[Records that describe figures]
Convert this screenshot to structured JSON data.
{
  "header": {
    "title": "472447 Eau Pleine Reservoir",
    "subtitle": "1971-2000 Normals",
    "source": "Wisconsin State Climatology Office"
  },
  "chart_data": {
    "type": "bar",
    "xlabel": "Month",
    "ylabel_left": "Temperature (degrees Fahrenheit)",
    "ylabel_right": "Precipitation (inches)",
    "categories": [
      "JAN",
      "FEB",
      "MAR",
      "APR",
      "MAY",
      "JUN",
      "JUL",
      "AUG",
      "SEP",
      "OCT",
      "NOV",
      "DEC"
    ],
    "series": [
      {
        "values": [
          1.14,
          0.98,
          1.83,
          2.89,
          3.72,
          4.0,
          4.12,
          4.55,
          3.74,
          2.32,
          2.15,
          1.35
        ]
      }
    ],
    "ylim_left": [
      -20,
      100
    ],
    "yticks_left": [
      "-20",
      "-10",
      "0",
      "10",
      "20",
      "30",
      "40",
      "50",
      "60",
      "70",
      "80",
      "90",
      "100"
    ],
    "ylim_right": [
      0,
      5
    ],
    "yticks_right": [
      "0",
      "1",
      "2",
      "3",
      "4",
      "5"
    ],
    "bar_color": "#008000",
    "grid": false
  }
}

### Task directions
Copy out the full material exactly as it appears.

### Output for this task
Convert this screenshot to structured JSON data.
{
  "header": {
    "title": "472447 Eau Pleine Reservoir",
    "subtitle": "1971-2000 Normals",
    "source": "Wisconsin State Climatology Office"
  },
  "chart_data": {
    "type": "bar",
    "xlabel": "Month",
    "ylabel_left": "Temperature (degrees Fahrenheit)",
    "ylabel_right": "Precipitation (inches)",
    "categories": [
      "JAN",
      "FEB",
      "MAR",
      "APR",
      "MAY",
      "JUN",
      "JUL",
      "AUG",
      "SEP",
      "OCT",
      "NOV",
      "DEC"
    ],
    "series": [
      {
        "values": [
          1.14,
          0.98,
          1.83,
          2.89,
          3.72,
          4.0,
          4.12,
          4.55,
          3.74,
          2.32,
          2.15,
          1.35
        ]
      }
    ],
    "ylim_left": [
      -20,
      100
    ],
    "yticks_left": [
      "-20",
      "-10",
      "0",
      "10",
      "20",
      "30",
      "40",
      "50",
      "60",
      "70",
      "80",
      "90",
      "100"
    ],
    "ylim_right": [
      0,
      5
    ],
    "yticks_right": [
      "0",
      "1",
      "2",
      "3",
      "4",
      "5"
    ],
    "bar_color": "#008000",
    "grid": false
  }
}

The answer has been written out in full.